Your objective:
Everything in the listing except the pictures should be written out exactly.

Record extracts:
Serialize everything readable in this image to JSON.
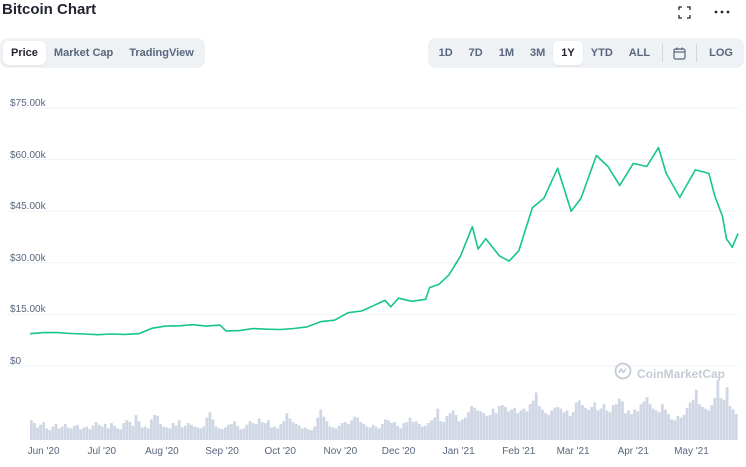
{
  "title": "Bitcoin Chart",
  "left_tabs": [
    {
      "label": "Price",
      "active": true
    },
    {
      "label": "Market Cap",
      "active": false
    },
    {
      "label": "TradingView",
      "active": false
    }
  ],
  "range_tabs": [
    {
      "label": "1D",
      "active": false
    },
    {
      "label": "7D",
      "active": false
    },
    {
      "label": "1M",
      "active": false
    },
    {
      "label": "3M",
      "active": false
    },
    {
      "label": "1Y",
      "active": true
    },
    {
      "label": "YTD",
      "active": false
    },
    {
      "label": "ALL",
      "active": false
    }
  ],
  "log_label": "LOG",
  "watermark": "CoinMarketCap",
  "icons": {
    "expand": "expand-icon",
    "more": "more-icon",
    "calendar": "calendar-icon",
    "watermark_logo": "coinmarketcap-logo-icon"
  },
  "colors": {
    "line": "#16c784",
    "volume": "#cfd6e4",
    "grid": "#eff2f5",
    "text": "#58667e"
  },
  "chart_data": {
    "type": "line",
    "series": [
      {
        "values": [
          [
            "2020-05-25",
            9400
          ],
          [
            "2020-06-01",
            9700
          ],
          [
            "2020-06-08",
            9700
          ],
          [
            "2020-06-15",
            9450
          ],
          [
            "2020-06-22",
            9300
          ],
          [
            "2020-06-29",
            9100
          ],
          [
            "2020-07-06",
            9300
          ],
          [
            "2020-07-13",
            9200
          ],
          [
            "2020-07-20",
            9400
          ],
          [
            "2020-07-27",
            11000
          ],
          [
            "2020-08-03",
            11600
          ],
          [
            "2020-08-10",
            11700
          ],
          [
            "2020-08-17",
            12000
          ],
          [
            "2020-08-24",
            11600
          ],
          [
            "2020-08-31",
            11900
          ],
          [
            "2020-09-03",
            10200
          ],
          [
            "2020-09-10",
            10300
          ],
          [
            "2020-09-17",
            10900
          ],
          [
            "2020-09-24",
            10700
          ],
          [
            "2020-10-01",
            10600
          ],
          [
            "2020-10-08",
            10900
          ],
          [
            "2020-10-15",
            11400
          ],
          [
            "2020-10-22",
            12900
          ],
          [
            "2020-10-29",
            13300
          ],
          [
            "2020-11-05",
            15500
          ],
          [
            "2020-11-12",
            16000
          ],
          [
            "2020-11-19",
            17800
          ],
          [
            "2020-11-24",
            19100
          ],
          [
            "2020-11-27",
            17200
          ],
          [
            "2020-12-01",
            19700
          ],
          [
            "2020-12-08",
            18800
          ],
          [
            "2020-12-15",
            19400
          ],
          [
            "2020-12-17",
            22800
          ],
          [
            "2020-12-22",
            23800
          ],
          [
            "2020-12-27",
            26500
          ],
          [
            "2021-01-02",
            32000
          ],
          [
            "2021-01-08",
            40500
          ],
          [
            "2021-01-11",
            34000
          ],
          [
            "2021-01-15",
            37000
          ],
          [
            "2021-01-22",
            32000
          ],
          [
            "2021-01-27",
            30500
          ],
          [
            "2021-02-01",
            33500
          ],
          [
            "2021-02-08",
            46000
          ],
          [
            "2021-02-14",
            48800
          ],
          [
            "2021-02-21",
            57500
          ],
          [
            "2021-02-28",
            45000
          ],
          [
            "2021-03-05",
            48700
          ],
          [
            "2021-03-13",
            61200
          ],
          [
            "2021-03-19",
            58000
          ],
          [
            "2021-03-25",
            52500
          ],
          [
            "2021-04-01",
            58900
          ],
          [
            "2021-04-08",
            58000
          ],
          [
            "2021-04-14",
            63500
          ],
          [
            "2021-04-18",
            56000
          ],
          [
            "2021-04-25",
            49000
          ],
          [
            "2021-05-03",
            57000
          ],
          [
            "2021-05-10",
            56000
          ],
          [
            "2021-05-13",
            49500
          ],
          [
            "2021-05-17",
            43500
          ],
          [
            "2021-05-19",
            37000
          ],
          [
            "2021-05-22",
            34500
          ],
          [
            "2021-05-25",
            38500
          ]
        ]
      }
    ],
    "volume": [
      22,
      19,
      14,
      17,
      20,
      13,
      11,
      15,
      18,
      13,
      15,
      18,
      14,
      13,
      16,
      17,
      12,
      14,
      15,
      12,
      16,
      20,
      17,
      15,
      18,
      13,
      19,
      16,
      13,
      12,
      19,
      22,
      20,
      16,
      28,
      21,
      14,
      15,
      13,
      23,
      28,
      27,
      18,
      15,
      14,
      13,
      19,
      16,
      22,
      14,
      16,
      19,
      17,
      15,
      14,
      13,
      15,
      25,
      31,
      23,
      15,
      13,
      12,
      14,
      17,
      18,
      21,
      16,
      12,
      13,
      17,
      21,
      19,
      18,
      24,
      20,
      19,
      22,
      14,
      15,
      13,
      18,
      21,
      30,
      24,
      20,
      18,
      16,
      13,
      14,
      12,
      11,
      15,
      25,
      34,
      26,
      21,
      15,
      14,
      13,
      16,
      19,
      20,
      18,
      22,
      26,
      25,
      20,
      18,
      15,
      14,
      17,
      15,
      13,
      18,
      23,
      22,
      19,
      20,
      16,
      13,
      19,
      20,
      25,
      20,
      21,
      18,
      15,
      16,
      19,
      22,
      25,
      35,
      21,
      20,
      27,
      30,
      33,
      28,
      21,
      23,
      25,
      31,
      38,
      36,
      33,
      32,
      30,
      27,
      28,
      35,
      30,
      38,
      39,
      37,
      32,
      34,
      36,
      30,
      33,
      35,
      32,
      40,
      44,
      53,
      38,
      34,
      30,
      28,
      33,
      36,
      37,
      35,
      31,
      33,
      27,
      31,
      42,
      44,
      39,
      36,
      34,
      37,
      42,
      33,
      35,
      40,
      33,
      31,
      39,
      40,
      46,
      43,
      30,
      33,
      29,
      34,
      32,
      40,
      43,
      48,
      40,
      35,
      33,
      31,
      40,
      34,
      29,
      23,
      22,
      27,
      25,
      28,
      36,
      42,
      45,
      56,
      40,
      37,
      35,
      33,
      39,
      47,
      67,
      47,
      45,
      59,
      38,
      34,
      29
    ],
    "y_ticks": [
      "$75.00k",
      "$60.00k",
      "$45.00k",
      "$30.00k",
      "$15.00k",
      "$0"
    ],
    "x_ticks": [
      "Jun '20",
      "Jul '20",
      "Aug '20",
      "Sep '20",
      "Oct '20",
      "Nov '20",
      "Dec '20",
      "Jan '21",
      "Feb '21",
      "Mar '21",
      "Apr '21",
      "May '21"
    ],
    "ylim": [
      0,
      75000
    ],
    "xlim": [
      "2020-05-25",
      "2021-05-25"
    ]
  }
}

Problem solution:
Serialize everything readable in this image to JSON.
{
  "title": "Bitcoin Chart",
  "left_tabs": [
    {
      "label": "Price",
      "active": true
    },
    {
      "label": "Market Cap",
      "active": false
    },
    {
      "label": "TradingView",
      "active": false
    }
  ],
  "range_tabs": [
    {
      "label": "1D",
      "active": false
    },
    {
      "label": "7D",
      "active": false
    },
    {
      "label": "1M",
      "active": false
    },
    {
      "label": "3M",
      "active": false
    },
    {
      "label": "1Y",
      "active": true
    },
    {
      "label": "YTD",
      "active": false
    },
    {
      "label": "ALL",
      "active": false
    }
  ],
  "log_label": "LOG",
  "watermark": "CoinMarketCap",
  "icons": {
    "expand": "expand-icon",
    "more": "more-icon",
    "calendar": "calendar-icon",
    "watermark_logo": "coinmarketcap-logo-icon"
  },
  "colors": {
    "line": "#16c784",
    "volume": "#cfd6e4",
    "grid": "#eff2f5",
    "text": "#58667e"
  },
  "chart_data": {
    "type": "line",
    "series": [
      {
        "values": [
          [
            "2020-05-25",
            9400
          ],
          [
            "2020-06-01",
            9700
          ],
          [
            "2020-06-08",
            9700
          ],
          [
            "2020-06-15",
            9450
          ],
          [
            "2020-06-22",
            9300
          ],
          [
            "2020-06-29",
            9100
          ],
          [
            "2020-07-06",
            9300
          ],
          [
            "2020-07-13",
            9200
          ],
          [
            "2020-07-20",
            9400
          ],
          [
            "2020-07-27",
            11000
          ],
          [
            "2020-08-03",
            11600
          ],
          [
            "2020-08-10",
            11700
          ],
          [
            "2020-08-17",
            12000
          ],
          [
            "2020-08-24",
            11600
          ],
          [
            "2020-08-31",
            11900
          ],
          [
            "2020-09-03",
            10200
          ],
          [
            "2020-09-10",
            10300
          ],
          [
            "2020-09-17",
            10900
          ],
          [
            "2020-09-24",
            10700
          ],
          [
            "2020-10-01",
            10600
          ],
          [
            "2020-10-08",
            10900
          ],
          [
            "2020-10-15",
            11400
          ],
          [
            "2020-10-22",
            12900
          ],
          [
            "2020-10-29",
            13300
          ],
          [
            "2020-11-05",
            15500
          ],
          [
            "2020-11-12",
            16000
          ],
          [
            "2020-11-19",
            17800
          ],
          [
            "2020-11-24",
            19100
          ],
          [
            "2020-11-27",
            17200
          ],
          [
            "2020-12-01",
            19700
          ],
          [
            "2020-12-08",
            18800
          ],
          [
            "2020-12-15",
            19400
          ],
          [
            "2020-12-17",
            22800
          ],
          [
            "2020-12-22",
            23800
          ],
          [
            "2020-12-27",
            26500
          ],
          [
            "2021-01-02",
            32000
          ],
          [
            "2021-01-08",
            40500
          ],
          [
            "2021-01-11",
            34000
          ],
          [
            "2021-01-15",
            37000
          ],
          [
            "2021-01-22",
            32000
          ],
          [
            "2021-01-27",
            30500
          ],
          [
            "2021-02-01",
            33500
          ],
          [
            "2021-02-08",
            46000
          ],
          [
            "2021-02-14",
            48800
          ],
          [
            "2021-02-21",
            57500
          ],
          [
            "2021-02-28",
            45000
          ],
          [
            "2021-03-05",
            48700
          ],
          [
            "2021-03-13",
            61200
          ],
          [
            "2021-03-19",
            58000
          ],
          [
            "2021-03-25",
            52500
          ],
          [
            "2021-04-01",
            58900
          ],
          [
            "2021-04-08",
            58000
          ],
          [
            "2021-04-14",
            63500
          ],
          [
            "2021-04-18",
            56000
          ],
          [
            "2021-04-25",
            49000
          ],
          [
            "2021-05-03",
            57000
          ],
          [
            "2021-05-10",
            56000
          ],
          [
            "2021-05-13",
            49500
          ],
          [
            "2021-05-17",
            43500
          ],
          [
            "2021-05-19",
            37000
          ],
          [
            "2021-05-22",
            34500
          ],
          [
            "2021-05-25",
            38500
          ]
        ]
      }
    ],
    "volume": [
      22,
      19,
      14,
      17,
      20,
      13,
      11,
      15,
      18,
      13,
      15,
      18,
      14,
      13,
      16,
      17,
      12,
      14,
      15,
      12,
      16,
      20,
      17,
      15,
      18,
      13,
      19,
      16,
      13,
      12,
      19,
      22,
      20,
      16,
      28,
      21,
      14,
      15,
      13,
      23,
      28,
      27,
      18,
      15,
      14,
      13,
      19,
      16,
      22,
      14,
      16,
      19,
      17,
      15,
      14,
      13,
      15,
      25,
      31,
      23,
      15,
      13,
      12,
      14,
      17,
      18,
      21,
      16,
      12,
      13,
      17,
      21,
      19,
      18,
      24,
      20,
      19,
      22,
      14,
      15,
      13,
      18,
      21,
      30,
      24,
      20,
      18,
      16,
      13,
      14,
      12,
      11,
      15,
      25,
      34,
      26,
      21,
      15,
      14,
      13,
      16,
      19,
      20,
      18,
      22,
      26,
      25,
      20,
      18,
      15,
      14,
      17,
      15,
      13,
      18,
      23,
      22,
      19,
      20,
      16,
      13,
      19,
      20,
      25,
      20,
      21,
      18,
      15,
      16,
      19,
      22,
      25,
      35,
      21,
      20,
      27,
      30,
      33,
      28,
      21,
      23,
      25,
      31,
      38,
      36,
      33,
      32,
      30,
      27,
      28,
      35,
      30,
      38,
      39,
      37,
      32,
      34,
      36,
      30,
      33,
      35,
      32,
      40,
      44,
      53,
      38,
      34,
      30,
      28,
      33,
      36,
      37,
      35,
      31,
      33,
      27,
      31,
      42,
      44,
      39,
      36,
      34,
      37,
      42,
      33,
      35,
      40,
      33,
      31,
      39,
      40,
      46,
      43,
      30,
      33,
      29,
      34,
      32,
      40,
      43,
      48,
      40,
      35,
      33,
      31,
      40,
      34,
      29,
      23,
      22,
      27,
      25,
      28,
      36,
      42,
      45,
      56,
      40,
      37,
      35,
      33,
      39,
      47,
      67,
      47,
      45,
      59,
      38,
      34,
      29
    ],
    "y_ticks": [
      "$75.00k",
      "$60.00k",
      "$45.00k",
      "$30.00k",
      "$15.00k",
      "$0"
    ],
    "x_ticks": [
      "Jun '20",
      "Jul '20",
      "Aug '20",
      "Sep '20",
      "Oct '20",
      "Nov '20",
      "Dec '20",
      "Jan '21",
      "Feb '21",
      "Mar '21",
      "Apr '21",
      "May '21"
    ],
    "ylim": [
      0,
      75000
    ],
    "xlim": [
      "2020-05-25",
      "2021-05-25"
    ]
  }
}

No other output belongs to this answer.